### [Brief]
Find all lines in the records that include the word "false", and copy them out.

[Raw records]
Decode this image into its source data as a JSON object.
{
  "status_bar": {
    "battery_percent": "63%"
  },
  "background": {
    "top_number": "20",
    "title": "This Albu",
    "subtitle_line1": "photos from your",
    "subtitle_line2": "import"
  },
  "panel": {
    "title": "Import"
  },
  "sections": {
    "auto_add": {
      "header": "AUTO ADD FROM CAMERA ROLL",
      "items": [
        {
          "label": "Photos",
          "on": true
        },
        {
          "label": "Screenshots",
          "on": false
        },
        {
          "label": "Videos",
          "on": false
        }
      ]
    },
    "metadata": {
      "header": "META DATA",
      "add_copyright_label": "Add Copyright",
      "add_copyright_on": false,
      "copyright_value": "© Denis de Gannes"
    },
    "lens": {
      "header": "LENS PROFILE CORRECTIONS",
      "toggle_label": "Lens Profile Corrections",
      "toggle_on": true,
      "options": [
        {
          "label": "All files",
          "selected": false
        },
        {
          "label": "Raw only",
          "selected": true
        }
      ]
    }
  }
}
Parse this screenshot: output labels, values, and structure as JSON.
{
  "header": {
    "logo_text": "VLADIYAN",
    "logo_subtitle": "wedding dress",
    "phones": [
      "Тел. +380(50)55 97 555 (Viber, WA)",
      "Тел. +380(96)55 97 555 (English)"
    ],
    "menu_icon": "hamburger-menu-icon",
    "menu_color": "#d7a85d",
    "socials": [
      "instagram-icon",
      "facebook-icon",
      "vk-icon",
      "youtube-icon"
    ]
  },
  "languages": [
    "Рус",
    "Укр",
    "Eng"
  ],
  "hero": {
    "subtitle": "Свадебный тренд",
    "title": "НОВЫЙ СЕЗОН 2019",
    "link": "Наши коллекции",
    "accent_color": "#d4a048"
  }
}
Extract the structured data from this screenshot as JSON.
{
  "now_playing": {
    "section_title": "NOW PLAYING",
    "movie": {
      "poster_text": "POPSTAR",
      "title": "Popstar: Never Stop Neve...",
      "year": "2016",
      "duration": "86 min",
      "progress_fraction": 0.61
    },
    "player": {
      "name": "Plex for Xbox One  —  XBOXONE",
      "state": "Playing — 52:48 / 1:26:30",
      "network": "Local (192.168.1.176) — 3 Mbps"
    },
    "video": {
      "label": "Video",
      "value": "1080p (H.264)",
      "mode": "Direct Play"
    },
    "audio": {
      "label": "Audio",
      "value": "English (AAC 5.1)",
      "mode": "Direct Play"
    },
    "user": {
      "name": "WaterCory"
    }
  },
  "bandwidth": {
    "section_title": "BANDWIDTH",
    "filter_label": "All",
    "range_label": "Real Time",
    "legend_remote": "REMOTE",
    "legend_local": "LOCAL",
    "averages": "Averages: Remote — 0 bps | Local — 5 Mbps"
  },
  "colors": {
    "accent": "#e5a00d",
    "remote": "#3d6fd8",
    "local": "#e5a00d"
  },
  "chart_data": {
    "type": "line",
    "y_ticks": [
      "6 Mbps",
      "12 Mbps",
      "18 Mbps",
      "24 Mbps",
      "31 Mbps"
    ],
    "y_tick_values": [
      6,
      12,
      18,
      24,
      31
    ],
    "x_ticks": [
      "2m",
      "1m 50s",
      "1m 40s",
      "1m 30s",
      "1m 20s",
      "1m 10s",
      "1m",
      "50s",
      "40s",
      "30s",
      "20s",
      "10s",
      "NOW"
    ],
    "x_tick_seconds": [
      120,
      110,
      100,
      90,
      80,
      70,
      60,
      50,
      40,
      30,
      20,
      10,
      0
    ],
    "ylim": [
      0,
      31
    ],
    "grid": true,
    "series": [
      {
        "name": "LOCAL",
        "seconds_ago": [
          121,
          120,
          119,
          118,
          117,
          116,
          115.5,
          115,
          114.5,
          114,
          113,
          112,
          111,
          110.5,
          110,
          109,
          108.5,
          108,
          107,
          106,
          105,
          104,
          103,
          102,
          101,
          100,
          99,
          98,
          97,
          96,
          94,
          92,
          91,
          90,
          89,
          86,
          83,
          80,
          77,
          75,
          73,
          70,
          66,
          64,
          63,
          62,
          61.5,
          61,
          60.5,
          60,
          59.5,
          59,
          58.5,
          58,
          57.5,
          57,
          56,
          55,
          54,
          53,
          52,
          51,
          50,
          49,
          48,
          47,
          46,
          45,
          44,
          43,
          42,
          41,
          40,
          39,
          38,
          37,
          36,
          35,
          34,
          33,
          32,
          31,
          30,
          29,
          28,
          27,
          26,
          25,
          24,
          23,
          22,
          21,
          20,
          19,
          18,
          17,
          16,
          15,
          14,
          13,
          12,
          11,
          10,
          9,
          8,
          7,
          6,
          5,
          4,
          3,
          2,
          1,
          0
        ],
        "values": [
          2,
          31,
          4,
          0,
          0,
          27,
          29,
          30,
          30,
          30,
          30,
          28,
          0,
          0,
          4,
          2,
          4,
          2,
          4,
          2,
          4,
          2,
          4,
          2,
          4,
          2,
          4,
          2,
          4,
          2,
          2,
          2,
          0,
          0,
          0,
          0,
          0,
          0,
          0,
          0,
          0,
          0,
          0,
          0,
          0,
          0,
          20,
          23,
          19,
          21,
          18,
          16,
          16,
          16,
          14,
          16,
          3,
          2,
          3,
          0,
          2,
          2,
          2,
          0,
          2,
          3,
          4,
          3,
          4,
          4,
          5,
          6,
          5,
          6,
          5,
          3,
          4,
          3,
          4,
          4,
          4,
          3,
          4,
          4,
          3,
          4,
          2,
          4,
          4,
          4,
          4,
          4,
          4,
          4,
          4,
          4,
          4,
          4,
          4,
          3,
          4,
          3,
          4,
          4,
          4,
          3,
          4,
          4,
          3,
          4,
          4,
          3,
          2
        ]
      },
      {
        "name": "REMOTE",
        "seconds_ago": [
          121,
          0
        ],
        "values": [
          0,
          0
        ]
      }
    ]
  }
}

### [Answer to the problem]
          "on": false
          "on": false
      "add_copyright_on": false,
          "selected": false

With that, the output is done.